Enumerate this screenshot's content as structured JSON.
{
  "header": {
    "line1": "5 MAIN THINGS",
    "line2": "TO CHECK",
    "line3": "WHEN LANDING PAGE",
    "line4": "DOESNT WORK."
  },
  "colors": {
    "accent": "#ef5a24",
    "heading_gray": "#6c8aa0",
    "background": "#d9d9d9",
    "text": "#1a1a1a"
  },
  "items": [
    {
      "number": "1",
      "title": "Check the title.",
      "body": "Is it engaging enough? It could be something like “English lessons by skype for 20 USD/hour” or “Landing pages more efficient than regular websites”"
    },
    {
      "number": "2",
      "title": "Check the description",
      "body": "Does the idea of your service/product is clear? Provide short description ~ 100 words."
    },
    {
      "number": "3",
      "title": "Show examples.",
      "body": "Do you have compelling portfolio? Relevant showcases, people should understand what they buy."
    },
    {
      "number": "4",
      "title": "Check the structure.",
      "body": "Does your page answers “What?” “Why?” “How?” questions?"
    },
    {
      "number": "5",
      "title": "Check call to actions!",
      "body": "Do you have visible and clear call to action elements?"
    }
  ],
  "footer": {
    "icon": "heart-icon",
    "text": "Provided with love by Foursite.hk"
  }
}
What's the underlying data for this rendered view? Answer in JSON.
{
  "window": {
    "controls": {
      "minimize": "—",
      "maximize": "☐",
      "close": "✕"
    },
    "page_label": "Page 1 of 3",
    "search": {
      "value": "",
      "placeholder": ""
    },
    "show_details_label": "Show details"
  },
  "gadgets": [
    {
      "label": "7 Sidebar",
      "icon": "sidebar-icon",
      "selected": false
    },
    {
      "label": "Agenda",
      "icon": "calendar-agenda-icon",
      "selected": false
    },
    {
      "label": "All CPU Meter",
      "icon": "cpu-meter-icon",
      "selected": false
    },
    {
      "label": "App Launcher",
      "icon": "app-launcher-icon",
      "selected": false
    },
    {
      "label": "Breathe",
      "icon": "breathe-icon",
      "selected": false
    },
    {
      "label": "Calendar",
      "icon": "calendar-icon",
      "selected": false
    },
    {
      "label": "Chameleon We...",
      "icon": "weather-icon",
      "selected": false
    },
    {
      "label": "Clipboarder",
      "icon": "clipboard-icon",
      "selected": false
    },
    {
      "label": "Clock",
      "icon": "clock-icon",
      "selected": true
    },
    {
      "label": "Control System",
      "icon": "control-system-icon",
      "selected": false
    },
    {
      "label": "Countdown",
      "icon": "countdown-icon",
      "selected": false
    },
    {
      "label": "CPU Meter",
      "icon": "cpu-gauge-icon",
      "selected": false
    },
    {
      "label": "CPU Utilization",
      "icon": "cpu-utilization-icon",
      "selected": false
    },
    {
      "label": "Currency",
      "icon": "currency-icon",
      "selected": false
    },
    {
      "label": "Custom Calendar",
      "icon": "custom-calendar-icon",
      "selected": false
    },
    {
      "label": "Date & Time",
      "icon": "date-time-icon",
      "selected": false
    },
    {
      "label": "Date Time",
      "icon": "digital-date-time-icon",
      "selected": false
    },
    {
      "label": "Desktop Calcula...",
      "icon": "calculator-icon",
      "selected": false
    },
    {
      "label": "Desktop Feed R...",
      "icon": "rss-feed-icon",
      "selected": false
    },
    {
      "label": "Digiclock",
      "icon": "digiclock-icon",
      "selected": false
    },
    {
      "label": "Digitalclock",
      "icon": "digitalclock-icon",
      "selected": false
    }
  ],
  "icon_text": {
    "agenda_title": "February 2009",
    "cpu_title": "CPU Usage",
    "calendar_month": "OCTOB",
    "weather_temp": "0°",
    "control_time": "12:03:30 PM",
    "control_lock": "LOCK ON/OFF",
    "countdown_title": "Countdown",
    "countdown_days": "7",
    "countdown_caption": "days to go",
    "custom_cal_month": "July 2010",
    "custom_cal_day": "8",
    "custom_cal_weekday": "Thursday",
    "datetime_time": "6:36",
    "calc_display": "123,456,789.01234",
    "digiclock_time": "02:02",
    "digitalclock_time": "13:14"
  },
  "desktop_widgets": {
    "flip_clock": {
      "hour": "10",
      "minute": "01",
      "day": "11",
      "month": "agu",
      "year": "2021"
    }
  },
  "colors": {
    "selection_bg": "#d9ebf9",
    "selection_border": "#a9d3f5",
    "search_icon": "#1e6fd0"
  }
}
○ ○ ○ ○ ○
Please restate the data word for word, every record included.

Exercise result:
Enumerate this screenshot's content as structured JSON.
{
  "header": {
    "line1": "5 MAIN THINGS",
    "line2": "TO CHECK",
    "line3": "WHEN LANDING PAGE",
    "line4": "DOESNT WORK."
  },
  "colors": {
    "accent": "#ef5a24",
    "heading_gray": "#6c8aa0",
    "background": "#d9d9d9",
    "text": "#1a1a1a"
  },
  "items": [
    {
      "number": "1",
      "title": "Check the title.",
      "body": "Is it engaging enough? It could be something like “English lessons by skype for 20 USD/hour” or “Landing pages more efficient than regular websites”"
    },
    {
      "number": "2",
      "title": "Check the description",
      "body": "Does the idea of your service/product is clear? Provide short description ~ 100 words."
    },
    {
      "number": "3",
      "title": "Show examples.",
      "body": "Do you have compelling portfolio? Relevant showcases, people should understand what they buy."
    },
    {
      "number": "4",
      "title": "Check the structure.",
      "body": "Does your page answers “What?” “Why?” “How?” questions?"
    },
    {
      "number": "5",
      "title": "Check call to actions!",
      "body": "Do you have visible and clear call to action elements?"
    }
  ],
  "footer": {
    "icon": "heart-icon",
    "text": "Provided with love by Foursite.hk"
  }
}
What's the underlying data for this rendered view? Answer in JSON.
{
  "window": {
    "controls": {
      "minimize": "—",
      "maximize": "☐",
      "close": "✕"
    },
    "page_label": "Page 1 of 3",
    "search": {
      "value": "",
      "placeholder": ""
    },
    "show_details_label": "Show details"
  },
  "gadgets": [
    {
      "label": "7 Sidebar",
      "icon": "sidebar-icon",
      "selected": false
    },
    {
      "label": "Agenda",
      "icon": "calendar-agenda-icon",
      "selected": false
    },
    {
      "label": "All CPU Meter",
      "icon": "cpu-meter-icon",
      "selected": false
    },
    {
      "label": "App Launcher",
      "icon": "app-launcher-icon",
      "selected": false
    },
    {
      "label": "Breathe",
      "icon": "breathe-icon",
      "selected": false
    },
    {
      "label": "Calendar",
      "icon": "calendar-icon",
      "selected": false
    },
    {
      "label": "Chameleon We...",
      "icon": "weather-icon",
      "selected": false
    },
    {
      "label": "Clipboarder",
      "icon": "clipboard-icon",
      "selected": false
    },
    {
      "label": "Clock",
      "icon": "clock-icon",
      "selected": true
    },
    {
      "label": "Control System",
      "icon": "control-system-icon",
      "selected": false
    },
    {
      "label": "Countdown",
      "icon": "countdown-icon",
      "selected": false
    },
    {
      "label": "CPU Meter",
      "icon": "cpu-gauge-icon",
      "selected": false
    },
    {
      "label": "CPU Utilization",
      "icon": "cpu-utilization-icon",
      "selected": false
    },
    {
      "label": "Currency",
      "icon": "currency-icon",
      "selected": false
    },
    {
      "label": "Custom Calendar",
      "icon": "custom-calendar-icon",
      "selected": false
    },
    {
      "label": "Date & Time",
      "icon": "date-time-icon",
      "selected": false
    },
    {
      "label": "Date Time",
      "icon": "digital-date-time-icon",
      "selected": false
    },
    {
      "label": "Desktop Calcula...",
      "icon": "calculator-icon",
      "selected": false
    },
    {
      "label": "Desktop Feed R...",
      "icon": "rss-feed-icon",
      "selected": false
    },
    {
      "label": "Digiclock",
      "icon": "digiclock-icon",
      "selected": false
    },
    {
      "label": "Digitalclock",
      "icon": "digitalclock-icon",
      "selected": false
    }
  ],
  "icon_text": {
    "agenda_title": "February 2009",
    "cpu_title": "CPU Usage",
    "calendar_month": "OCTOB",
    "weather_temp": "0°",
    "control_time": "12:03:30 PM",
    "control_lock": "LOCK ON/OFF",
    "countdown_title": "Countdown",
    "countdown_days": "7",
    "countdown_caption": "days to go",
    "custom_cal_month": "July 2010",
    "custom_cal_day": "8",
    "custom_cal_weekday": "Thursday",
    "datetime_time": "6:36",
    "calc_display": "123,456,789.01234",
    "digiclock_time": "02:02",
    "digitalclock_time": "13:14"
  },
  "desktop_widgets": {
    "flip_clock": {
      "hour": "10",
      "minute": "01",
      "day": "11",
      "month": "agu",
      "year": "2021"
    }
  },
  "colors": {
    "selection_bg": "#d9ebf9",
    "selection_border": "#a9d3f5",
    "search_icon": "#1e6fd0"
  }
}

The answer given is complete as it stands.